● Instructions to follow
Repeat each line exactly as it is written.

● Entries provided
+ + + + +

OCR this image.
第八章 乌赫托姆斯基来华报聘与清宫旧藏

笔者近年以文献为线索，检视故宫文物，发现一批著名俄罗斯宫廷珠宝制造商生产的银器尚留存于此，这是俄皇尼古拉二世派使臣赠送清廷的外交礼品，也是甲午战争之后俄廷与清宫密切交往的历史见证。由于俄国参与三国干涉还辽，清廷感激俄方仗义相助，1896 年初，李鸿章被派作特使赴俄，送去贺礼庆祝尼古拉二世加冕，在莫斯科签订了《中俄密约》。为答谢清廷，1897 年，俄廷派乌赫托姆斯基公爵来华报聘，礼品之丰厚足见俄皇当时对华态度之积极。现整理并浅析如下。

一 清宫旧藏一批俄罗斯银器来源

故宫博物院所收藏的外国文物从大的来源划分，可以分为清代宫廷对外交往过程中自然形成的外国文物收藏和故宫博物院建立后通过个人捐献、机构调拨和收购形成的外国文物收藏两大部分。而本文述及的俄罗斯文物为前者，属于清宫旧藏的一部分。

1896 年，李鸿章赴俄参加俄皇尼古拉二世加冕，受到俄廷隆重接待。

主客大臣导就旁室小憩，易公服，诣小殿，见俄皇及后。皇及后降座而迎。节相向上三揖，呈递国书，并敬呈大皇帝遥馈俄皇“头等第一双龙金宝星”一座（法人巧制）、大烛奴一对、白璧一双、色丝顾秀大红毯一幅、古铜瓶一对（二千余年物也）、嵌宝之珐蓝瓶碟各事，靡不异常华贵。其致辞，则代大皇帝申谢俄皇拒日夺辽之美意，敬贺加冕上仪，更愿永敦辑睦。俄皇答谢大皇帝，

+ + + + +

● The result
OCR this image.
第八章 乌赫托姆斯基来华报聘与清宫旧藏

笔者近年以文献为线索，检视故宫文物，发现一批著名俄罗斯宫廷珠宝制造商生产的银器尚留存于此，这是俄皇尼古拉二世派使臣赠送清廷的外交礼品，也是甲午战争之后俄廷与清宫密切交往的历史见证。由于俄国参与三国干涉还辽，清廷感激俄方仗义相助，1896 年初，李鸿章被派作特使赴俄，送去贺礼庆祝尼古拉二世加冕，在莫斯科签订了《中俄密约》。为答谢清廷，1897 年，俄廷派乌赫托姆斯基公爵来华报聘，礼品之丰厚足见俄皇当时对华态度之积极。现整理并浅析如下。

一 清宫旧藏一批俄罗斯银器来源

故宫博物院所收藏的外国文物从大的来源划分，可以分为清代宫廷对外交往过程中自然形成的外国文物收藏和故宫博物院建立后通过个人捐献、机构调拨和收购形成的外国文物收藏两大部分。而本文述及的俄罗斯文物为前者，属于清宫旧藏的一部分。

1896 年，李鸿章赴俄参加俄皇尼古拉二世加冕，受到俄廷隆重接待。

主客大臣导就旁室小憩，易公服，诣小殿，见俄皇及后。皇及后降座而迎。节相向上三揖，呈递国书，并敬呈大皇帝遥馈俄皇“头等第一双龙金宝星”一座（法人巧制）、大烛奴一对、白璧一双、色丝顾秀大红毯一幅、古铜瓶一对（二千余年物也）、嵌宝之珐蓝瓶碟各事，靡不异常华贵。其致辞，则代大皇帝申谢俄皇拒日夺辽之美意，敬贺加冕上仪，更愿永敦辑睦。俄皇答谢大皇帝，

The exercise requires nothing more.